● **WHAT TO WORK ON**
Copy the data exactly as it appears, and do not include any pictures.

● **Dataset records on visual material**

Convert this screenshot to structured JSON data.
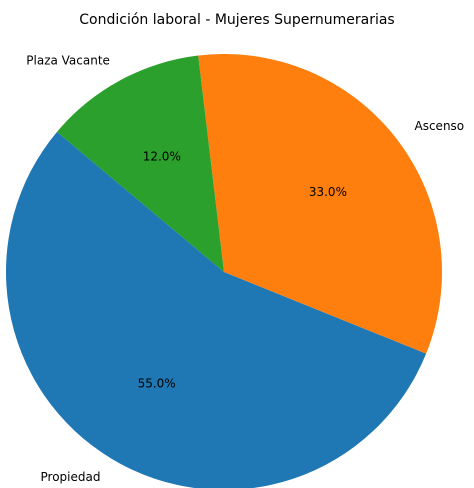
{
  "chart_data": {
    "type": "pie",
    "title": "Condición laboral - Mujeres Supernumerarias",
    "categories": [
      "Propiedad",
      "Ascenso",
      "Plaza Vacante"
    ],
    "values": [
      55,
      33,
      12
    ],
    "value_labels": [
      "55.0%",
      "33.0%",
      "12.0%"
    ],
    "colors": [
      "#1f77b4",
      "#ff7f0e",
      "#2ca02c"
    ]
  }
}
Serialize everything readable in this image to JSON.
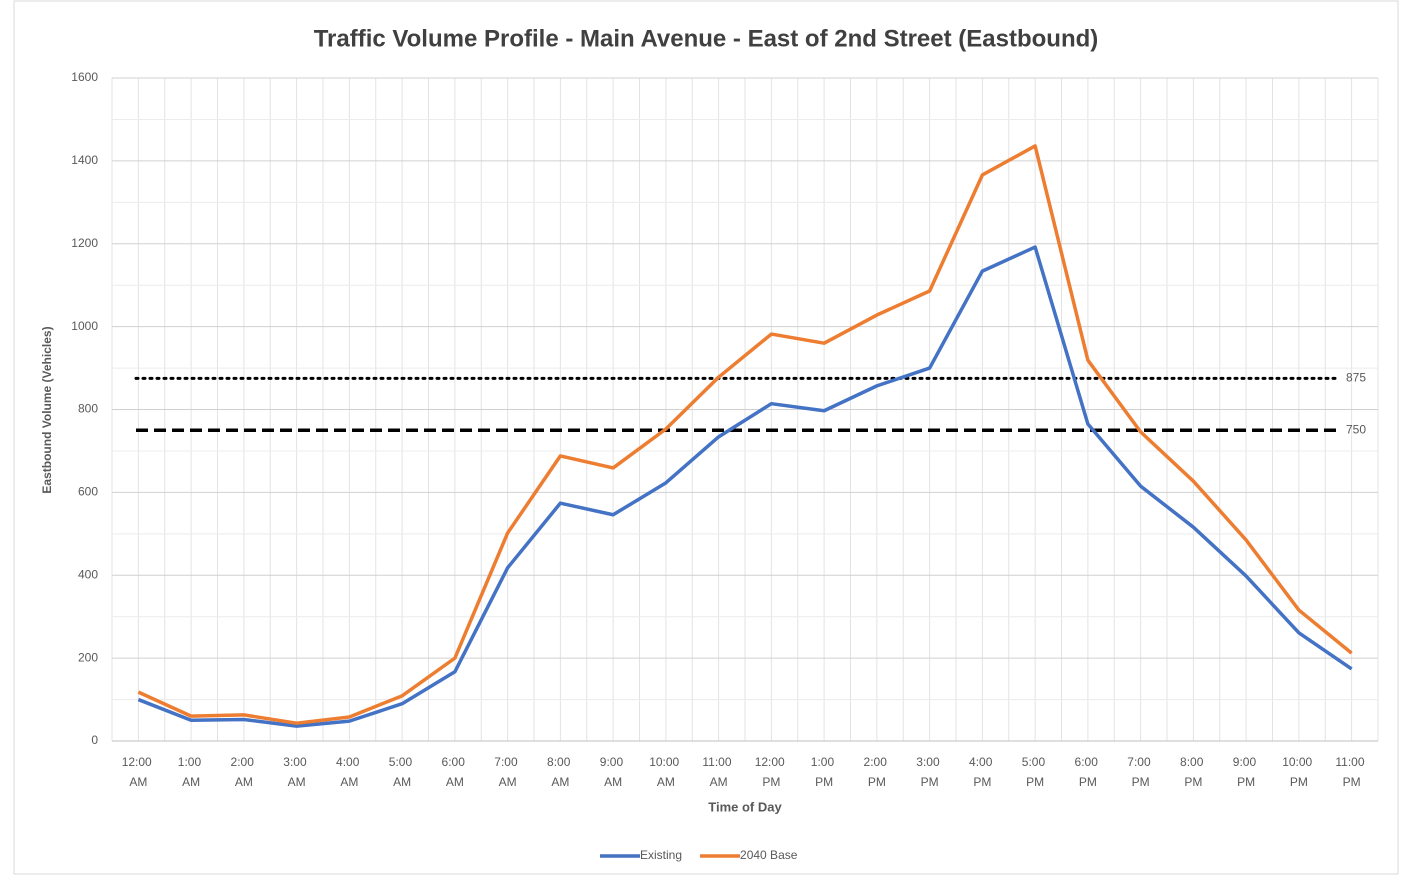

● **THE SOLUTION**
Convert this screenshot to structured JSON data.
{
  "chart_data": {
    "type": "pie",
    "title": "Condición laboral - Mujeres Supernumerarias",
    "categories": [
      "Propiedad",
      "Ascenso",
      "Plaza Vacante"
    ],
    "values": [
      55,
      33,
      12
    ],
    "value_labels": [
      "55.0%",
      "33.0%",
      "12.0%"
    ],
    "colors": [
      "#1f77b4",
      "#ff7f0e",
      "#2ca02c"
    ]
  }
}
Serialize everything readable in this image to JSON.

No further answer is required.